-- Exercise goal --
Locate each line in the items below that contains the string "mathregular" and copy every such line in full.

------ Data for the task ------

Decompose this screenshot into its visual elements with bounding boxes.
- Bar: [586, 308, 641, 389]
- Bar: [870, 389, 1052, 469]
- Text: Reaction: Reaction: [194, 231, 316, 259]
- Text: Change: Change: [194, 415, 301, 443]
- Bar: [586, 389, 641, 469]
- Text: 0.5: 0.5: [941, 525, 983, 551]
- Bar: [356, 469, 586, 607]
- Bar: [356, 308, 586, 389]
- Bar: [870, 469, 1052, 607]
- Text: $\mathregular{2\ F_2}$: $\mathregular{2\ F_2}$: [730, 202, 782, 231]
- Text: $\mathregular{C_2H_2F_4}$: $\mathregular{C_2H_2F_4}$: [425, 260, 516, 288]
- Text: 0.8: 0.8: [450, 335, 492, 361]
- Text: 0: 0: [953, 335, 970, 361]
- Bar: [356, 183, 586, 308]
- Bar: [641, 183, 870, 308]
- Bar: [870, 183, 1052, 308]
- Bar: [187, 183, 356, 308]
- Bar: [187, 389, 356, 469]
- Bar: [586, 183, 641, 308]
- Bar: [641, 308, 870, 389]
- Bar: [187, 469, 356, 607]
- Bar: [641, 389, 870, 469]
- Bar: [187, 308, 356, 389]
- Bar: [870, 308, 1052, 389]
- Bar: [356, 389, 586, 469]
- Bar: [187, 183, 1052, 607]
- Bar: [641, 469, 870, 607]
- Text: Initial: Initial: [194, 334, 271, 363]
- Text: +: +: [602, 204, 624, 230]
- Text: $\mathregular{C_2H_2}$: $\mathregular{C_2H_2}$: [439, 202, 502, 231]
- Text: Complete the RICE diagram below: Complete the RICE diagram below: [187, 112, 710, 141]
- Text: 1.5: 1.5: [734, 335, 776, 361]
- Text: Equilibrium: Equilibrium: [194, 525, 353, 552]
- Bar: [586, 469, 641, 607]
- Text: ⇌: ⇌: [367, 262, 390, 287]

------
------ Data for the task ------

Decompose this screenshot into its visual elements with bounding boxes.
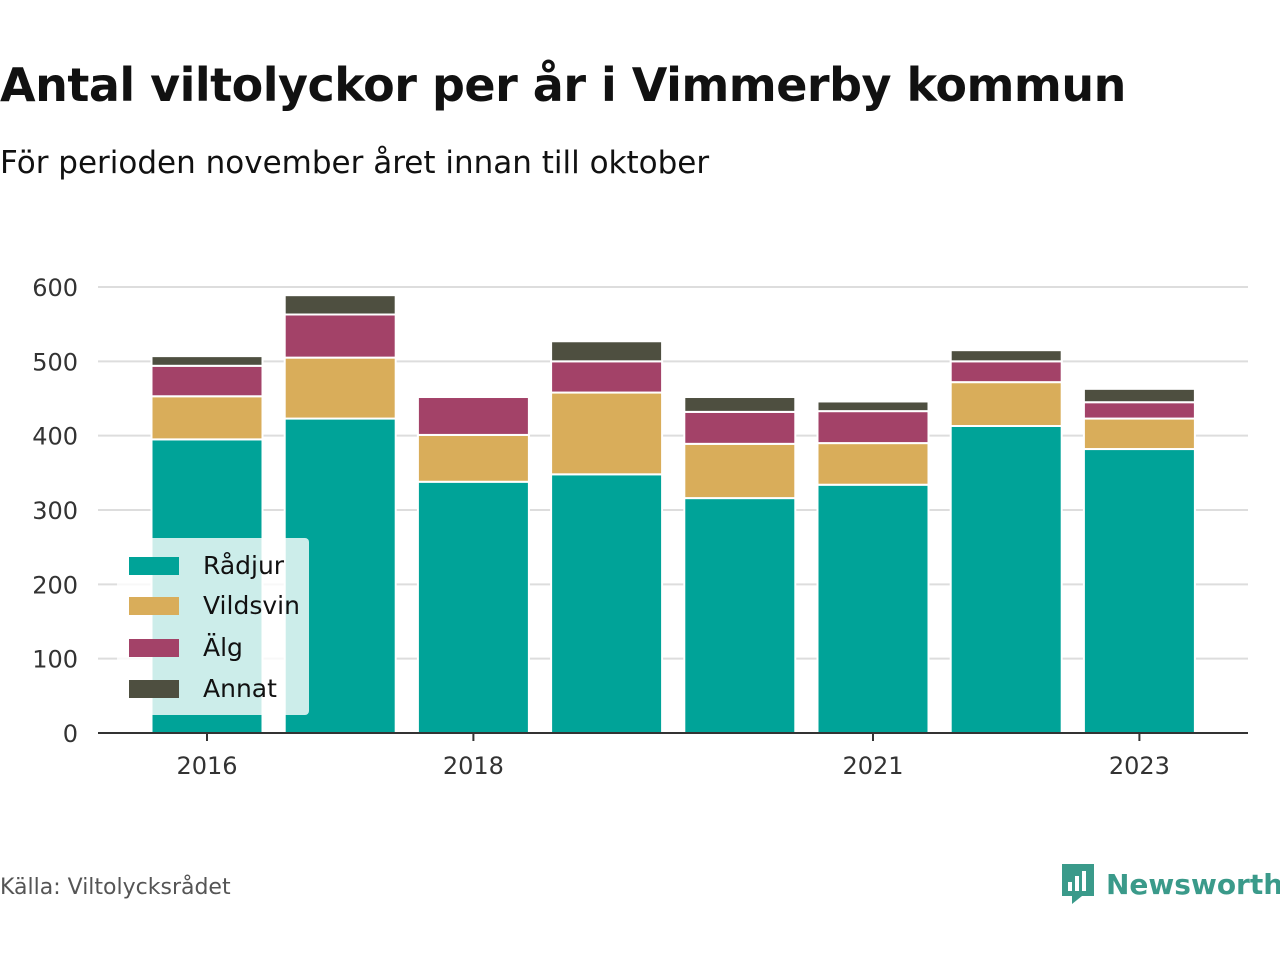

------

-- Complete output --
- Text: $\mathregular{2\ F_2}$: $\mathregular{2\ F_2}$: [730, 202, 782, 231]
- Text: $\mathregular{C_2H_2F_4}$: $\mathregular{C_2H_2F_4}$: [425, 260, 516, 288]
- Text: $\mathregular{C_2H_2}$: $\mathregular{C_2H_2}$: [439, 202, 502, 231]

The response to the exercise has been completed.